▶ Aim: The material below should be written out in full and exactly; pictures stay out of the copy.

Stored data:
-- -- --
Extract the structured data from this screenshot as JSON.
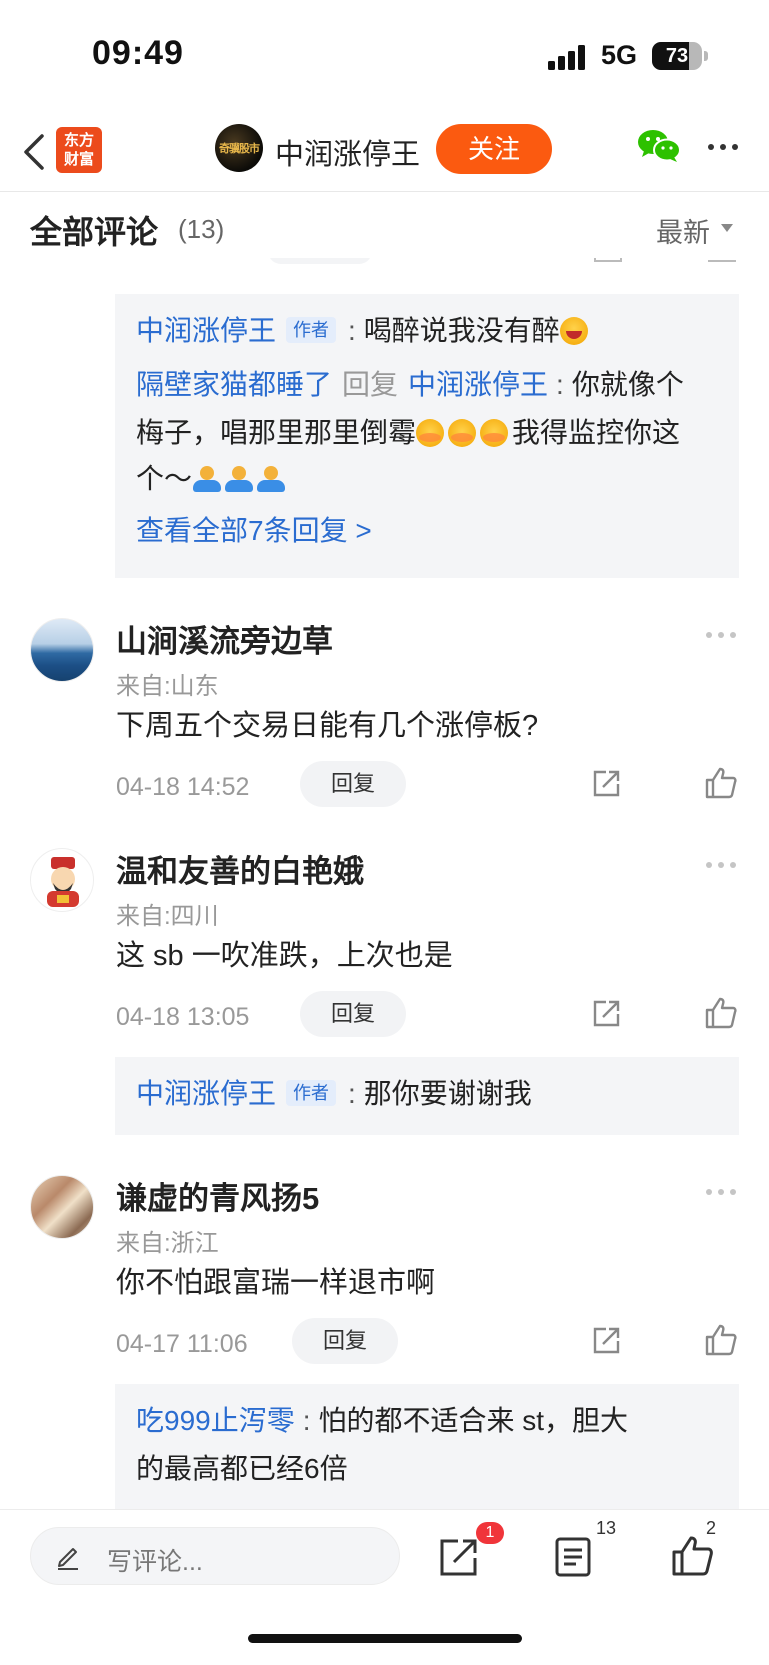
{
  "status_bar": {
    "time": "09:49",
    "network": "5G",
    "battery": "73",
    "battery_level": 0.73
  },
  "nav": {
    "app_logo_line1": "东方",
    "app_logo_line2": "财富",
    "author_avatar_text": "奇骥股市",
    "author_name": "中润涨停王",
    "follow_label": "关注"
  },
  "comments_header": {
    "title": "全部评论",
    "count": "(13)",
    "sort_label": "最新"
  },
  "reply_box_1": {
    "line1": {
      "user": "中润涨停王",
      "tag": "作者",
      "colon": ":",
      "text": "喝醉说我没有醉"
    },
    "line2": {
      "user": "隔壁家猫都睡了",
      "reply_word": "回复",
      "target": "中润涨停王",
      "colon": ":",
      "text_a": "你就像个"
    },
    "line3": "梅子，唱那里那里倒霉",
    "line3_tail": "我得监控你这",
    "line4": "个～",
    "view_all": "查看全部7条回复 >"
  },
  "comments": [
    {
      "name": "山涧溪流旁边草",
      "location": "来自:山东",
      "text": "下周五个交易日能有几个涨停板?",
      "time": "04-18 14:52",
      "reply_label": "回复"
    },
    {
      "name": "温和友善的白艳娥",
      "location": "来自:四川",
      "text": "这 sb 一吹准跌，上次也是",
      "time": "04-18 13:05",
      "reply_label": "回复"
    },
    {
      "name": "谦虚的青风扬5",
      "location": "来自:浙江",
      "text": "你不怕跟富瑞一样退市啊",
      "time": "04-17 11:06",
      "reply_label": "回复"
    }
  ],
  "reply_box_2": {
    "user": "中润涨停王",
    "tag": "作者",
    "colon": ":",
    "text": "那你要谢谢我"
  },
  "reply_box_3": {
    "user": "吃999止泻零",
    "colon": ":",
    "line1": "怕的都不适合来 st，胆大",
    "line2": "的最高都已经6倍"
  },
  "bottom_bar": {
    "input_placeholder": "写评论...",
    "share_badge": "1",
    "comments_count": "13",
    "likes_count": "2"
  },
  "icons": [
    "back-icon",
    "wechat-icon",
    "more-icon",
    "share-icon",
    "like-icon",
    "pencil-icon",
    "comment-list-icon"
  ],
  "colors": {
    "accent": "#fb5a10",
    "link": "#2a6cd0",
    "badge": "#f0353a"
  }
}
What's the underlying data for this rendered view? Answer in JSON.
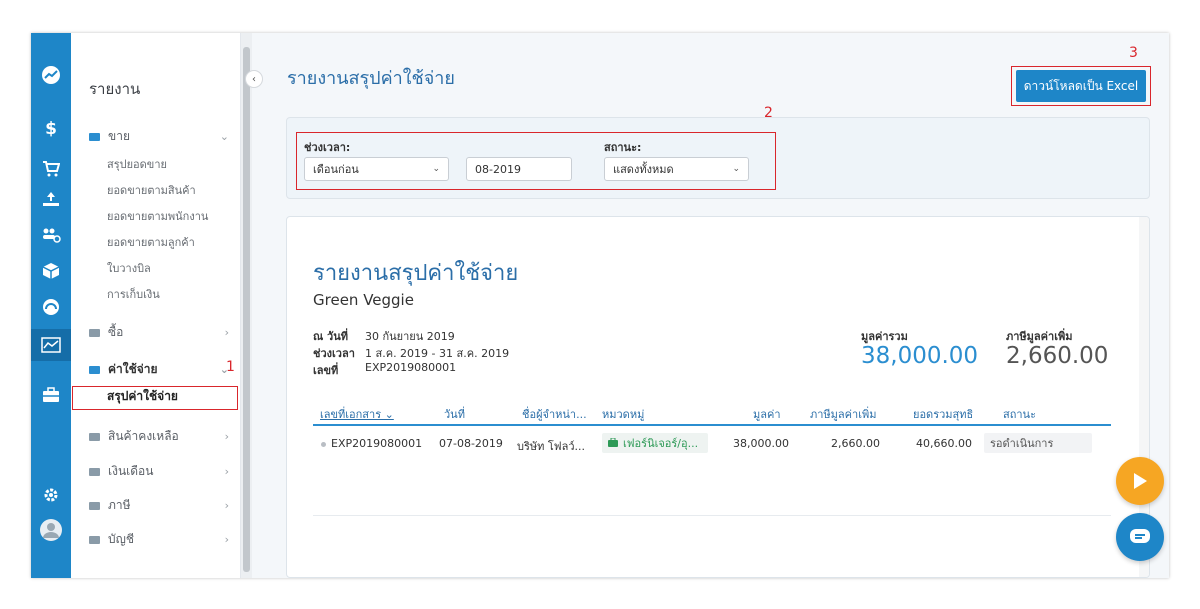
-- -- --
▶ Correct result:
Extract the structured data from this screenshot as JSON.
{
  "status_bar": {
    "time": "09:49",
    "network": "5G",
    "battery": "73",
    "battery_level": 0.73
  },
  "nav": {
    "app_logo_line1": "东方",
    "app_logo_line2": "财富",
    "author_avatar_text": "奇骥股市",
    "author_name": "中润涨停王",
    "follow_label": "关注"
  },
  "comments_header": {
    "title": "全部评论",
    "count": "(13)",
    "sort_label": "最新"
  },
  "reply_box_1": {
    "line1": {
      "user": "中润涨停王",
      "tag": "作者",
      "colon": ":",
      "text": "喝醉说我没有醉"
    },
    "line2": {
      "user": "隔壁家猫都睡了",
      "reply_word": "回复",
      "target": "中润涨停王",
      "colon": ":",
      "text_a": "你就像个"
    },
    "line3": "梅子，唱那里那里倒霉",
    "line3_tail": "我得监控你这",
    "line4": "个～",
    "view_all": "查看全部7条回复 >"
  },
  "comments": [
    {
      "name": "山涧溪流旁边草",
      "location": "来自:山东",
      "text": "下周五个交易日能有几个涨停板?",
      "time": "04-18 14:52",
      "reply_label": "回复"
    },
    {
      "name": "温和友善的白艳娥",
      "location": "来自:四川",
      "text": "这 sb 一吹准跌，上次也是",
      "time": "04-18 13:05",
      "reply_label": "回复"
    },
    {
      "name": "谦虚的青风扬5",
      "location": "来自:浙江",
      "text": "你不怕跟富瑞一样退市啊",
      "time": "04-17 11:06",
      "reply_label": "回复"
    }
  ],
  "reply_box_2": {
    "user": "中润涨停王",
    "tag": "作者",
    "colon": ":",
    "text": "那你要谢谢我"
  },
  "reply_box_3": {
    "user": "吃999止泻零",
    "colon": ":",
    "line1": "怕的都不适合来 st，胆大",
    "line2": "的最高都已经6倍"
  },
  "bottom_bar": {
    "input_placeholder": "写评论...",
    "share_badge": "1",
    "comments_count": "13",
    "likes_count": "2"
  },
  "icons": [
    "back-icon",
    "wechat-icon",
    "more-icon",
    "share-icon",
    "like-icon",
    "pencil-icon",
    "comment-list-icon"
  ],
  "colors": {
    "accent": "#fb5a10",
    "link": "#2a6cd0",
    "badge": "#f0353a"
  }
}
What's the underlying data for this rendered view? Answer in JSON.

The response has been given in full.